# Problem description:
Copy each line in the data that includes the word "text".
↓↓↓
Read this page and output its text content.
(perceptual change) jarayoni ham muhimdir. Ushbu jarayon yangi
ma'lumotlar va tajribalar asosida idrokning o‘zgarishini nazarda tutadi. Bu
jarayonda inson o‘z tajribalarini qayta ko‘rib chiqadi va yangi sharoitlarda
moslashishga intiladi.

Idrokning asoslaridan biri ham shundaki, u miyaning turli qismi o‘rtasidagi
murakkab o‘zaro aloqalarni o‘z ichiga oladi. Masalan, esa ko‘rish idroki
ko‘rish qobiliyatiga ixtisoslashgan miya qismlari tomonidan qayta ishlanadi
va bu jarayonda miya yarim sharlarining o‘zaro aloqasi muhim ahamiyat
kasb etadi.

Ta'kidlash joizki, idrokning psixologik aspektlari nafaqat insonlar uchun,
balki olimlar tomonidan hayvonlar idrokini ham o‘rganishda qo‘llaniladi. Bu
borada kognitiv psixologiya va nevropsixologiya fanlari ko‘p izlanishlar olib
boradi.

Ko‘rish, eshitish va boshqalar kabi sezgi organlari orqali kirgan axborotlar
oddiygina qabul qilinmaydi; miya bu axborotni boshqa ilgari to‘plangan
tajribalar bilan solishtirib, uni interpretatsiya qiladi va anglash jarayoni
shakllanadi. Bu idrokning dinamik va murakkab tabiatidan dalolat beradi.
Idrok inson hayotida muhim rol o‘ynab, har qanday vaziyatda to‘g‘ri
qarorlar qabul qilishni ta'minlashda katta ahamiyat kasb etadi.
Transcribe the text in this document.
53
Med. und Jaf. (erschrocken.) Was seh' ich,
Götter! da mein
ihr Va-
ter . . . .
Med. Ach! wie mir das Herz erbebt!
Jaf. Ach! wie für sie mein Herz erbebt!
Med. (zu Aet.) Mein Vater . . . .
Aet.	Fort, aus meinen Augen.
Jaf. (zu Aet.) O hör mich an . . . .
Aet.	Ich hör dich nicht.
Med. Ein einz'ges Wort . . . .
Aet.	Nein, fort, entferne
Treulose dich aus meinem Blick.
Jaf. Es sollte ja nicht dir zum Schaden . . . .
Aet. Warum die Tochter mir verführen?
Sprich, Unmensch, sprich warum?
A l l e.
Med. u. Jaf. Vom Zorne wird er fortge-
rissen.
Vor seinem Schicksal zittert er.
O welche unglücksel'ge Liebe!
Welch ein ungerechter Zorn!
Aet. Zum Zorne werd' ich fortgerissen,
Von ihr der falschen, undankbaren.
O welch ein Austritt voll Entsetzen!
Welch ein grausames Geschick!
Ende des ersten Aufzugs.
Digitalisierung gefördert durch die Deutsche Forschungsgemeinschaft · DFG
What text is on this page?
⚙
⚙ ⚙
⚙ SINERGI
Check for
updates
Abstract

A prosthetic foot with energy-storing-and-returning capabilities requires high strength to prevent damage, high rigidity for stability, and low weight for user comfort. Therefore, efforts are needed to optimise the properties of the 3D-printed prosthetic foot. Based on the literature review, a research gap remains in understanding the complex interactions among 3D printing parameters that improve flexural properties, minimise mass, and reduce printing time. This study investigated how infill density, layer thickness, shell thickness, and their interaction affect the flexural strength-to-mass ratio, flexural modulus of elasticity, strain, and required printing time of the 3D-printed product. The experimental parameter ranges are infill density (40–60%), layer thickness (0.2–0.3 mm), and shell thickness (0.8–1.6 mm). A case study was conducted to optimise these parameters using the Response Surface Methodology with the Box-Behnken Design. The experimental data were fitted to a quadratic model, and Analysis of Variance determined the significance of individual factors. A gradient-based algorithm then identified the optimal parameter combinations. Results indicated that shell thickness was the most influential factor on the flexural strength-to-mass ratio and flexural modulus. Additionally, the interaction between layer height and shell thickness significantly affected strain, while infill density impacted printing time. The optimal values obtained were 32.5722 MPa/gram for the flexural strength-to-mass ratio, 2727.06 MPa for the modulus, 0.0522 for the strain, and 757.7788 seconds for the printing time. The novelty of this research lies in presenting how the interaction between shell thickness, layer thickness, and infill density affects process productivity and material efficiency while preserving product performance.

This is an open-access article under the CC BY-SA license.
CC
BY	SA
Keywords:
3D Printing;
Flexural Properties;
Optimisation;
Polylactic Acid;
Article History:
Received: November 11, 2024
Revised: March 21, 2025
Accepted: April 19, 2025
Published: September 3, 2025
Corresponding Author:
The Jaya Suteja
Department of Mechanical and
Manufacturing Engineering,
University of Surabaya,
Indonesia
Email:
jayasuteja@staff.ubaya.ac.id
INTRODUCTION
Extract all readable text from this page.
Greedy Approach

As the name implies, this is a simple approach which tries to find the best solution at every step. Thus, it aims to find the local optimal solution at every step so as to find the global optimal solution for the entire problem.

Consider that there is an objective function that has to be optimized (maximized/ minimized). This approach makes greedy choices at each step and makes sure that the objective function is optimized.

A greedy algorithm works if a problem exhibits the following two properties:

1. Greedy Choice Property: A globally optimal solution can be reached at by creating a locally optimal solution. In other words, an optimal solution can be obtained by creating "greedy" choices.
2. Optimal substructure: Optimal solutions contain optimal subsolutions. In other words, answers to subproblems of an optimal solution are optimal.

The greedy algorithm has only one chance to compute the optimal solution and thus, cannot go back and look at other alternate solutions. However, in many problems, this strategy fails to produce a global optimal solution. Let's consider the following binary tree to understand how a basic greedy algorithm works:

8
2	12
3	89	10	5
↑↑↑
# Response to this task:
Read this page and output its text content.
Transcribe the text in this document.
What text is on this page?
Extract all readable text from this page.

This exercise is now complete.